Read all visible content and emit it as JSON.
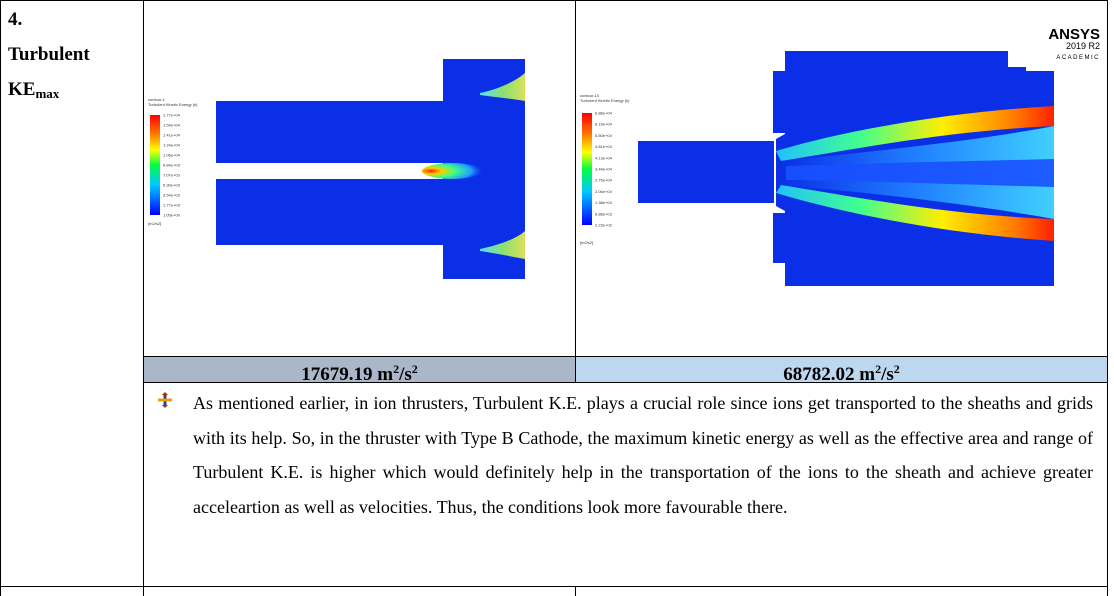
{
  "row_label": {
    "number": "4.",
    "line1": "Turbulent",
    "line2_main": "KE",
    "line2_sub": "max"
  },
  "left_contour": {
    "title_line1": "contour-1",
    "title_line2": "Turbulent Kinetic Energy (k)",
    "legend_values": [
      "1.77e+04",
      "1.59e+04",
      "1.41e+04",
      "1.24e+04",
      "1.06e+04",
      "8.84e+03",
      "7.07e+03",
      "5.30e+03",
      "3.54e+03",
      "1.77e+03",
      "1.05e+00"
    ],
    "unit": "[m2/s2]"
  },
  "right_contour": {
    "title_line1": "contour-10",
    "title_line2": "Turbulent Kinetic Energy (k)",
    "legend_values": [
      "6.88e+04",
      "6.19e+04",
      "5.50e+04",
      "4.81e+04",
      "4.13e+04",
      "3.44e+04",
      "2.75e+04",
      "2.06e+04",
      "1.38e+04",
      "6.88e+03",
      "2.23e+02"
    ],
    "unit": "[m2/s2]",
    "logo": {
      "brand": "ANSYS",
      "version": "2019 R2",
      "edition": "ACADEMIC"
    }
  },
  "values": {
    "left": {
      "number": "17679.19 m",
      "exp": "2",
      "mid": "/s",
      "exp2": "2"
    },
    "right": {
      "number": "68782.02 m",
      "exp": "2",
      "mid": "/s",
      "exp2": "2"
    }
  },
  "colors": {
    "left_value_bg": "#a9b7c8",
    "right_value_bg": "#bdd7ee",
    "contour_blue": "#0a2fe6",
    "contour_red": "#ff2000"
  },
  "paragraph": "As mentioned earlier, in ion thrusters, Turbulent K.E. plays a crucial role since ions get transported to the sheaths and grids with its help. So, in the thruster with Type B Cathode, the maximum kinetic energy as well as the effective area and range of Turbulent K.E. is higher which would definitely help in the transportation of the ions to the sheath and achieve greater acceleartion as well as velocities. Thus, the conditions look more favourable there.",
  "bullet_icon": "plus-arrows-icon"
}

Request: Pictures don't belong in the copy. Transcribe every record exactly as it appears.

Solution to the exercise:
Read all visible content and emit it as JSON.
{
  "row_label": {
    "number": "4.",
    "line1": "Turbulent",
    "line2_main": "KE",
    "line2_sub": "max"
  },
  "left_contour": {
    "title_line1": "contour-1",
    "title_line2": "Turbulent Kinetic Energy (k)",
    "legend_values": [
      "1.77e+04",
      "1.59e+04",
      "1.41e+04",
      "1.24e+04",
      "1.06e+04",
      "8.84e+03",
      "7.07e+03",
      "5.30e+03",
      "3.54e+03",
      "1.77e+03",
      "1.05e+00"
    ],
    "unit": "[m2/s2]"
  },
  "right_contour": {
    "title_line1": "contour-10",
    "title_line2": "Turbulent Kinetic Energy (k)",
    "legend_values": [
      "6.88e+04",
      "6.19e+04",
      "5.50e+04",
      "4.81e+04",
      "4.13e+04",
      "3.44e+04",
      "2.75e+04",
      "2.06e+04",
      "1.38e+04",
      "6.88e+03",
      "2.23e+02"
    ],
    "unit": "[m2/s2]",
    "logo": {
      "brand": "ANSYS",
      "version": "2019 R2",
      "edition": "ACADEMIC"
    }
  },
  "values": {
    "left": {
      "number": "17679.19 m",
      "exp": "2",
      "mid": "/s",
      "exp2": "2"
    },
    "right": {
      "number": "68782.02 m",
      "exp": "2",
      "mid": "/s",
      "exp2": "2"
    }
  },
  "colors": {
    "left_value_bg": "#a9b7c8",
    "right_value_bg": "#bdd7ee",
    "contour_blue": "#0a2fe6",
    "contour_red": "#ff2000"
  },
  "paragraph": "As mentioned earlier, in ion thrusters, Turbulent K.E. plays a crucial role since ions get transported to the sheaths and grids with its help. So, in the thruster with Type B Cathode, the maximum kinetic energy as well as the effective area and range of Turbulent K.E. is higher which would definitely help in the transportation of the ions to the sheath and achieve greater acceleartion as well as velocities. Thus, the conditions look more favourable there.",
  "bullet_icon": "plus-arrows-icon"
}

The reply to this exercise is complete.